**给定任务 1**
将数据行从第一行起至含有“Text: NH: NH (136, 86, 150, 96)”的那一行(两端均包括在内)重新写出,把其中的“screenshot”改为“image”,其余部分保持原样。

**引用文本**
************

其工作流程如下图(见参考1):
step1: 首先在服务器上使用TensorFLow(或pytorch、keras等)开发模型,训练出权重
step2:使用转换器将模型转换为tflite格式(flatbuffer格式)
step3:在嵌入式设备端(手机、MCU等)加载tflite模型,并执行计算,得到结果。
这篇文章继续分析tflite文件的格式。
TFlite主要由计算图与权重组成。如下图所示:
table Model {
version: uint,
operator_codes: [
...
],
subgraphs: [
tensors: [],
inputs: [],
outputs: [],
operators: [],
],
description: "MLIR Converted.",
buffers: [],
}
这个结构对应的图表示如右图。
其中:
operator_codes结构体定义了该模型用到的算子。
subgraphs定义了各个子图
buffer定义了数据存储区,计算图中的权重放到buffer中,通过索引来找到对应buffer,
对于subgraphs结构体:
计算图中tensors[]描述了所有的Tensor(包括input/output Tensor)
inputs与outputs指示输入输出的Tensor的id(在tensors[]结构体中的索引值)
operators结构体定义了算子,指出哪些tensor输入,经过什么算子,获得什么tensor输出,这样就可以得到数据流图。

************

**本题数据**
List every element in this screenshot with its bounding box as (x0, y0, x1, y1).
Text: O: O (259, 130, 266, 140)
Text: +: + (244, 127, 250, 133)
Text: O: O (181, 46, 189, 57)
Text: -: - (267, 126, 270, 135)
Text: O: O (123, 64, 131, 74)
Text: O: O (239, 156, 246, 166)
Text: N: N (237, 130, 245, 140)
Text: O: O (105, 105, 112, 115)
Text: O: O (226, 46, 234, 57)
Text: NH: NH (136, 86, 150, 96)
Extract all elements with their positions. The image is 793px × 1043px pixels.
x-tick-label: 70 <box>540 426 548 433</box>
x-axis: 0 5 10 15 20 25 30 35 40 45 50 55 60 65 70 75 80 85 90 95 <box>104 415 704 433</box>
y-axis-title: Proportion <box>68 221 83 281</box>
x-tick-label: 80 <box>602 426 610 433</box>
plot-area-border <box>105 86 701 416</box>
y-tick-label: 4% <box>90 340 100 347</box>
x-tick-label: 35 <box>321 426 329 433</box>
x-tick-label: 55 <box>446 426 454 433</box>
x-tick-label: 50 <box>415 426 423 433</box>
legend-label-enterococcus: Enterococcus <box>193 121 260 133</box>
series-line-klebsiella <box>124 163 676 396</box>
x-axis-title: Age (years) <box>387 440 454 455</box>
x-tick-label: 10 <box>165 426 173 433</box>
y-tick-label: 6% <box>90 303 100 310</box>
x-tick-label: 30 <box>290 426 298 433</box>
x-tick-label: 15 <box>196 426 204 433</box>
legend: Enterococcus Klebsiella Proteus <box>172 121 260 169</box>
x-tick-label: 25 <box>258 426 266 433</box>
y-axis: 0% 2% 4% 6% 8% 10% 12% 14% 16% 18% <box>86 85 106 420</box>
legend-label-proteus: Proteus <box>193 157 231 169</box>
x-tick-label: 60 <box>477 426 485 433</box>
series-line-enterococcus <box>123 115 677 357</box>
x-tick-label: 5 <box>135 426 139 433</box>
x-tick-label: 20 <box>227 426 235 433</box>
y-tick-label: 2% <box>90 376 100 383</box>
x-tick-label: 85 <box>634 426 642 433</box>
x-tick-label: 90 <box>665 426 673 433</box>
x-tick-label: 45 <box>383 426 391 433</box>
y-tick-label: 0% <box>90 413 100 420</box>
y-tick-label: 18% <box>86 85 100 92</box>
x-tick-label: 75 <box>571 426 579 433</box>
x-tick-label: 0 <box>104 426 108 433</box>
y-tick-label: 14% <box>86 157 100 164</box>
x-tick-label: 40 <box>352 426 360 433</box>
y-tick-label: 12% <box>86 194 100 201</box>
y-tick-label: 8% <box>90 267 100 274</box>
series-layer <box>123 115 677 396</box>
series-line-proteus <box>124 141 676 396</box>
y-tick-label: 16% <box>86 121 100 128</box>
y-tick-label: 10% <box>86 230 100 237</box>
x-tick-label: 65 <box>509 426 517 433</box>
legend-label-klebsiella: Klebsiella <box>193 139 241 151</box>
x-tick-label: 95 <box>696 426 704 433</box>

************

**给定任务 2**
请从讲解tflite文件格式的这段文字的最后一句之后接着往下写。

**预期输出 1**
List every element in this image with its bounding box as (x0, y0, x1, y1).
Text: O: O (259, 130, 266, 140)
Text: +: + (244, 127, 250, 133)
Text: O: O (181, 46, 189, 57)
Text: -: - (267, 126, 270, 135)
Text: O: O (123, 64, 131, 74)
Text: O: O (239, 156, 246, 166)
Text: N: N (237, 130, 245, 140)
Text: O: O (105, 105, 112, 115)
Text: O: O (226, 46, 234, 57)
Text: NH: NH (136, 86, 150, 96)

**预期输出 2**
使用flat工具将模型文件解析为json文件,这样可以清楚的看出整个整个数据的流程,参考《tflite格式解析》中的方法2,如下:以mnist_valid_q.tflite为例,用flat命令转化为json文件。
flatc -t schema.fbs -- mnist_valid_q.tflite
下面分析,mnist_valid_q.json文件
json的主要结构(略有删节,中间添加部分注释,可与table Model结构体一一对应):
{
version: 3,
/* operator_codes[] 算子索引 */
operator_codes: [
{
deprecated_builtin_code: 3,
version: 3,
builtin_code: "CONV_2D"
},
{
deprecated_builtin_code: 40,
version: 2,
builtin_code: "MEAN"
},
{
deprecated_builtin_code: 9,
version: 4,
builtin_code: "FULLY_CONNECTED"
},
{
deprecated_builtin_code: 25,
version: 2,
builtin_code: "SOFTMAX"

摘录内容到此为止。